--- BEGIN ---

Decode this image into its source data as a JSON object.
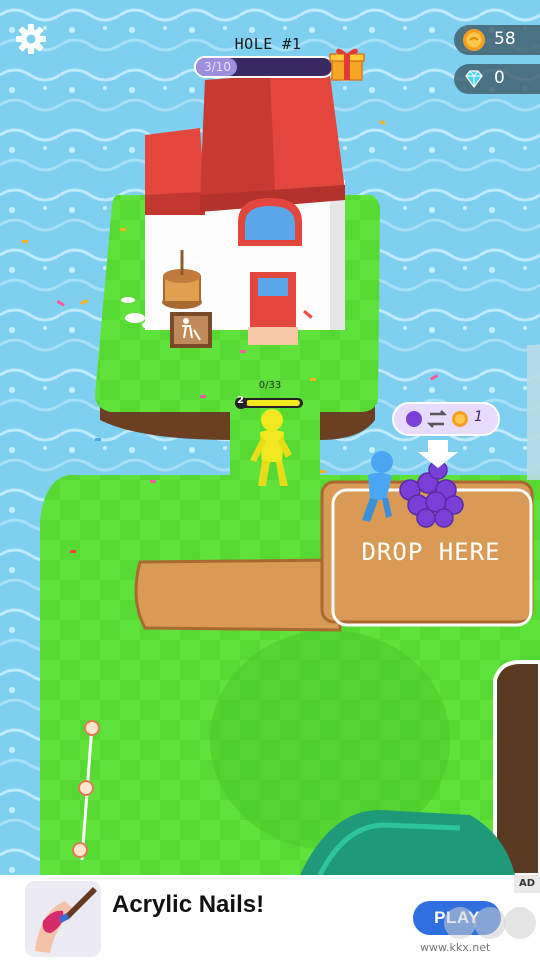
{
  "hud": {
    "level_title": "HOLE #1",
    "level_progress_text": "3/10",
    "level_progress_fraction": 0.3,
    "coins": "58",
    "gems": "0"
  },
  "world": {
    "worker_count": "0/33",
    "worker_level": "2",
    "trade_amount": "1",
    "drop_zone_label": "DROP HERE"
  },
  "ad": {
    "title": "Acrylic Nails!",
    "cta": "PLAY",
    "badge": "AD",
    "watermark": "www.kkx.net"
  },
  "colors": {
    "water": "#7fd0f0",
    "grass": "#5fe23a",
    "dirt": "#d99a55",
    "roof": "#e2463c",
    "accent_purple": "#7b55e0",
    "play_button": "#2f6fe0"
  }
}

--- END ---
--- BEGIN ---

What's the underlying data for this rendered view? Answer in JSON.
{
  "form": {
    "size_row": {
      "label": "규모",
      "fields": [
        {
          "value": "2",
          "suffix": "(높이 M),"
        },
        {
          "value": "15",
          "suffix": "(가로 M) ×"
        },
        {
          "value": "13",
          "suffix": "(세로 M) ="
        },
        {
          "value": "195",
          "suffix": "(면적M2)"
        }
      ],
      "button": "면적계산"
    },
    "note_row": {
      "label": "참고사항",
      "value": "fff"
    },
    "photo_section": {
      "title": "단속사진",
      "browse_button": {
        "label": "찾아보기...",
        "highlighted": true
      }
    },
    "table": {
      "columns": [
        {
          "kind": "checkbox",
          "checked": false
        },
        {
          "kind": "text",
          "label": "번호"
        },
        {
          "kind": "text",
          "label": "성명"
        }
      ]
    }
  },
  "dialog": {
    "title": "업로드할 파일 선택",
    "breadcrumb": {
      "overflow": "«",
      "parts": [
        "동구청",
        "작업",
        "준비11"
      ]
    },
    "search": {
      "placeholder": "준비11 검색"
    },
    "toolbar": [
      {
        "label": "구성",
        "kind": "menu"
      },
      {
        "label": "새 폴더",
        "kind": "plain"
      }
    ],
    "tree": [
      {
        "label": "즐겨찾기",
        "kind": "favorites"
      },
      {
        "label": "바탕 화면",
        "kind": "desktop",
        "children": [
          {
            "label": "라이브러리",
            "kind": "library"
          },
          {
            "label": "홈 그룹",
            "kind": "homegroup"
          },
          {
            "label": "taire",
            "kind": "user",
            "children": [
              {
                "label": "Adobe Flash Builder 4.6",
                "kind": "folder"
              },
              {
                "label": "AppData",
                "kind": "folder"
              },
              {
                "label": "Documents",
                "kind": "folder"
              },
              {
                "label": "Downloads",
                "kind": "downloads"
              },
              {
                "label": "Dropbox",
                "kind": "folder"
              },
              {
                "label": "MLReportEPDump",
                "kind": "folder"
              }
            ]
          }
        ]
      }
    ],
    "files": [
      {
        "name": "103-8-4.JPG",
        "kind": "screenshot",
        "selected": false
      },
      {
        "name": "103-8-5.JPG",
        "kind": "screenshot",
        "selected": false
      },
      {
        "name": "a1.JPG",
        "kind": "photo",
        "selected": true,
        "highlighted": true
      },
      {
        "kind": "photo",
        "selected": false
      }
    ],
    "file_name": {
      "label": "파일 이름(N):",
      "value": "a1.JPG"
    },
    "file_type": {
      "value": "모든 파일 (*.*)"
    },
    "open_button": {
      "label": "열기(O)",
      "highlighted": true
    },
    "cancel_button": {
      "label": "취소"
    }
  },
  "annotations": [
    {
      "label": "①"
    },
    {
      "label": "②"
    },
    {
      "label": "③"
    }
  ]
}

--- END ---
--- BEGIN ---

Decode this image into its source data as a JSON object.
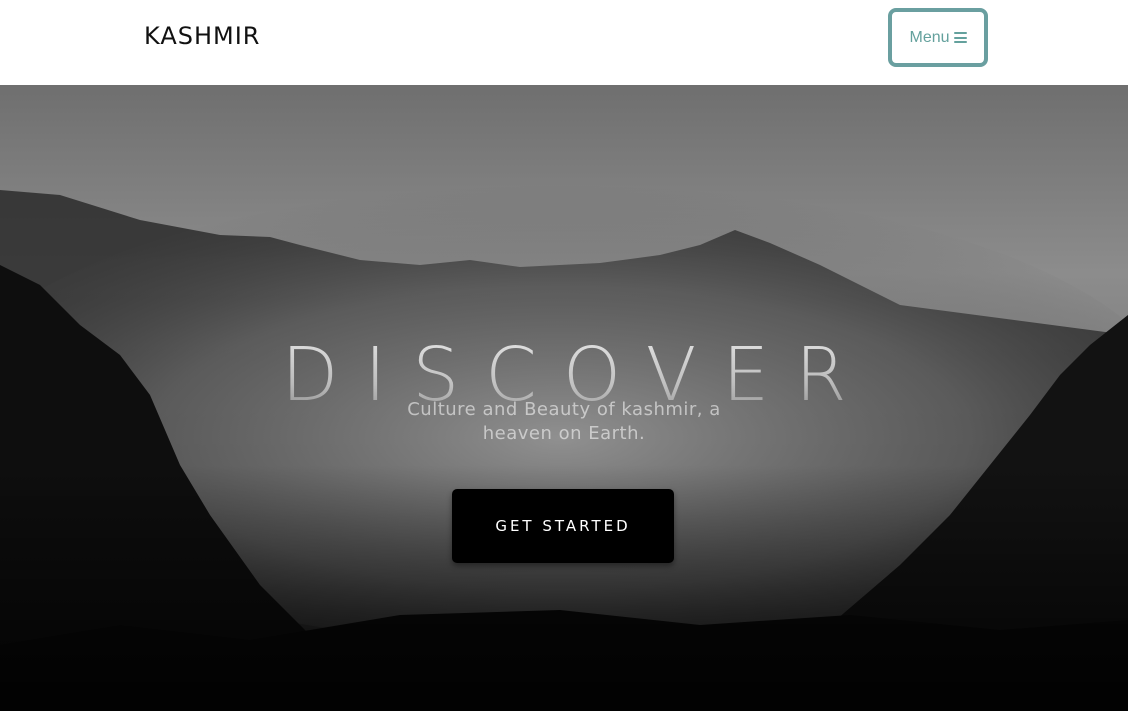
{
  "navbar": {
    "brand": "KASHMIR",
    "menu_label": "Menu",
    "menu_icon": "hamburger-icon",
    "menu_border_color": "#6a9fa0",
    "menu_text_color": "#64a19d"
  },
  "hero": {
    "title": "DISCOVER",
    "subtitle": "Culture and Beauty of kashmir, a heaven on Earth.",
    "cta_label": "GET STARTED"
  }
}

--- END ---

Copy every line of the listing that includes the string "value".

## Completed exercise
          "value": "2",
          "value": "15",
          "value": "13",
          "value": "195",
      "value": "fff"
      "value": "a1.JPG"
      "value": "모든 파일 (*.*)"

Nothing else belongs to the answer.